# start of Records for processing

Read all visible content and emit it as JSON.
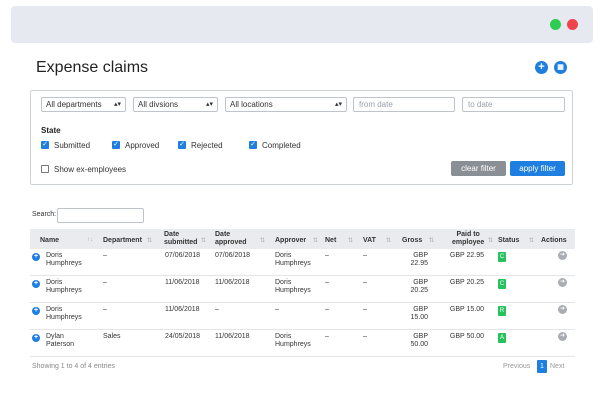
{
  "page": {
    "title": "Expense claims"
  },
  "filters": {
    "department": "All departments",
    "division": "All divsions",
    "location": "All locations",
    "from_date_placeholder": "from date",
    "to_date_placeholder": "to date",
    "state_label": "State",
    "states": [
      {
        "label": "Submitted",
        "checked": true
      },
      {
        "label": "Approved",
        "checked": true
      },
      {
        "label": "Rejected",
        "checked": true
      },
      {
        "label": "Completed",
        "checked": true
      }
    ],
    "ex_employees_label": "Show ex-employees",
    "clear_label": "clear filter",
    "apply_label": "apply filter"
  },
  "search": {
    "label": "Search:"
  },
  "table": {
    "headers": {
      "name": "Name",
      "department": "Department",
      "date_submitted": [
        "Date",
        "submitted"
      ],
      "date_approved": [
        "Date",
        "approved"
      ],
      "approver": "Approver",
      "net": "Net",
      "vat": "VAT",
      "gross": "Gross",
      "paid": [
        "Paid to",
        "employee"
      ],
      "status": "Status",
      "actions": "Actions"
    },
    "rows": [
      {
        "name": [
          "Doris",
          "Humphreys"
        ],
        "department": "–",
        "submitted": "07/06/2018",
        "approved": "07/06/2018",
        "approver": [
          "Doris",
          "Humphreys"
        ],
        "net": "–",
        "vat": "–",
        "gross": [
          "GBP",
          "22.95"
        ],
        "paid": "GBP 22.95",
        "status": "C"
      },
      {
        "name": [
          "Doris",
          "Humphreys"
        ],
        "department": "–",
        "submitted": "11/06/2018",
        "approved": "11/06/2018",
        "approver": [
          "Doris",
          "Humphreys"
        ],
        "net": "–",
        "vat": "–",
        "gross": [
          "GBP",
          "20.25"
        ],
        "paid": "GBP 20.25",
        "status": "C"
      },
      {
        "name": [
          "Doris",
          "Humphreys"
        ],
        "department": "–",
        "submitted": "11/06/2018",
        "approved": "–",
        "approver": [
          "–",
          ""
        ],
        "net": "–",
        "vat": "–",
        "gross": [
          "GBP",
          "15.00"
        ],
        "paid": "GBP 15.00",
        "status": "R"
      },
      {
        "name": [
          "Dylan",
          "Paterson"
        ],
        "department": "Sales",
        "submitted": "24/05/2018",
        "approved": "11/06/2018",
        "approver": [
          "Doris",
          "Humphreys"
        ],
        "net": "–",
        "vat": "–",
        "gross": [
          "GBP",
          "50.00"
        ],
        "paid": "GBP 50.00",
        "status": "A"
      }
    ]
  },
  "footer": {
    "info": "Showing 1 to 4 of 4 entries",
    "previous": "Previous",
    "page": "1",
    "next": "Next"
  }
}
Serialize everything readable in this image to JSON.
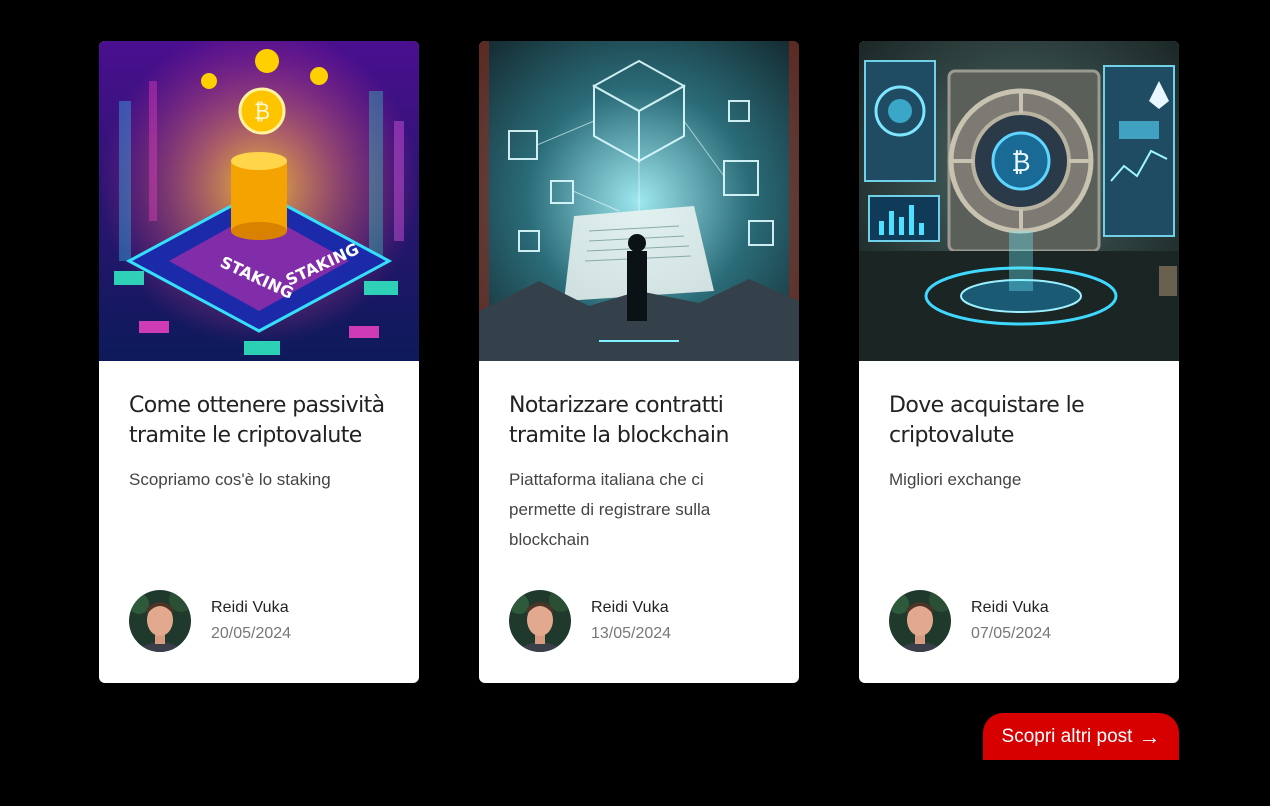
{
  "posts": [
    {
      "title": "Come ottenere passività tramite le criptovalute",
      "excerpt": "Scopriamo cos'è lo staking",
      "author": "Reidi Vuka",
      "date": "20/05/2024",
      "image_text": [
        "STAKING",
        "STAKING"
      ]
    },
    {
      "title": "Notarizzare contratti tramite la blockchain",
      "excerpt": "Piattaforma italiana che ci permette di registrare sulla blockchain",
      "author": "Reidi Vuka",
      "date": "13/05/2024"
    },
    {
      "title": "Dove acquistare le criptovalute",
      "excerpt": "Migliori exchange",
      "author": "Reidi Vuka",
      "date": "07/05/2024"
    }
  ],
  "more_button": {
    "label": "Scopri altri post",
    "icon": "arrow-right-icon",
    "color": "#d60000"
  }
}
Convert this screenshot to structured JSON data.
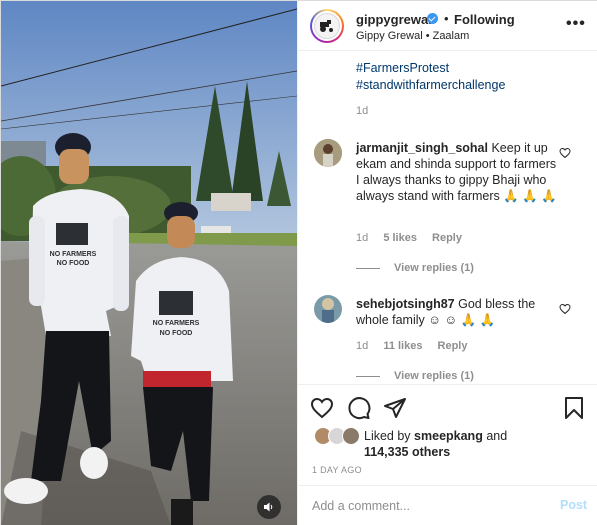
{
  "post": {
    "username": "gippygrewal",
    "separator": "•",
    "follow_status": "Following",
    "subtitle": "Gippy Grewal • Zaalam",
    "more_icon": "more-horizontal-icon"
  },
  "caption": {
    "tags": [
      "#FarmersProtest",
      "#standwithfarmerchallenge"
    ],
    "age": "1d"
  },
  "comments": [
    {
      "username": "jarmanjit_singh_sohal",
      "text": "Keep it up ekam and shinda support to farmers I always thanks to gippy Bhaji who always stand with farmers 🙏 🙏 🙏",
      "age": "1d",
      "likes": "5 likes",
      "reply_label": "Reply",
      "view_replies": "View replies (1)"
    },
    {
      "username": "sehebjotsingh87",
      "text": "God bless the whole family ☺ ☺ 🙏 🙏",
      "age": "1d",
      "likes": "11 likes",
      "reply_label": "Reply",
      "view_replies": "View replies (1)"
    }
  ],
  "likes": {
    "prefix": "Liked by",
    "user": "smeepkang",
    "joiner": "and",
    "others": "114,335 others"
  },
  "timestamp": "1 DAY AGO",
  "comment_box": {
    "placeholder": "Add a comment...",
    "post_label": "Post"
  },
  "media": {
    "shirt_text_line1": "NO FARMERS",
    "shirt_text_line2": "NO FOOD"
  },
  "colors": {
    "link": "#00376b",
    "verified": "#3897f0",
    "post_button_disabled": "#b2dffc",
    "muted": "#8e8e8e"
  }
}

# end of Records for processing

=== Given request ===
Begin at the line containing "Serialize everything readable" and extract every line through the end of the records, inclusive, exactly and only; omit pictures.

=== Solution ===
Serialize everything readable in this image to JSON.
{
  "posts": [
    {
      "title": "Come ottenere passività tramite le criptovalute",
      "excerpt": "Scopriamo cos'è lo staking",
      "author": "Reidi Vuka",
      "date": "20/05/2024",
      "image_text": [
        "STAKING",
        "STAKING"
      ]
    },
    {
      "title": "Notarizzare contratti tramite la blockchain",
      "excerpt": "Piattaforma italiana che ci permette di registrare sulla blockchain",
      "author": "Reidi Vuka",
      "date": "13/05/2024"
    },
    {
      "title": "Dove acquistare le criptovalute",
      "excerpt": "Migliori exchange",
      "author": "Reidi Vuka",
      "date": "07/05/2024"
    }
  ],
  "more_button": {
    "label": "Scopri altri post",
    "icon": "arrow-right-icon",
    "color": "#d60000"
  }
}
Convert this screenshot to structured JSON data.
{
  "post": {
    "username": "gippygrewal",
    "separator": "•",
    "follow_status": "Following",
    "subtitle": "Gippy Grewal • Zaalam",
    "more_icon": "more-horizontal-icon"
  },
  "caption": {
    "tags": [
      "#FarmersProtest",
      "#standwithfarmerchallenge"
    ],
    "age": "1d"
  },
  "comments": [
    {
      "username": "jarmanjit_singh_sohal",
      "text": "Keep it up ekam and shinda support to farmers I always thanks to gippy Bhaji who always stand with farmers 🙏 🙏 🙏",
      "age": "1d",
      "likes": "5 likes",
      "reply_label": "Reply",
      "view_replies": "View replies (1)"
    },
    {
      "username": "sehebjotsingh87",
      "text": "God bless the whole family ☺ ☺ 🙏 🙏",
      "age": "1d",
      "likes": "11 likes",
      "reply_label": "Reply",
      "view_replies": "View replies (1)"
    }
  ],
  "likes": {
    "prefix": "Liked by",
    "user": "smeepkang",
    "joiner": "and",
    "others": "114,335 others"
  },
  "timestamp": "1 DAY AGO",
  "comment_box": {
    "placeholder": "Add a comment...",
    "post_label": "Post"
  },
  "media": {
    "shirt_text_line1": "NO FARMERS",
    "shirt_text_line2": "NO FOOD"
  },
  "colors": {
    "link": "#00376b",
    "verified": "#3897f0",
    "post_button_disabled": "#b2dffc",
    "muted": "#8e8e8e"
  }
}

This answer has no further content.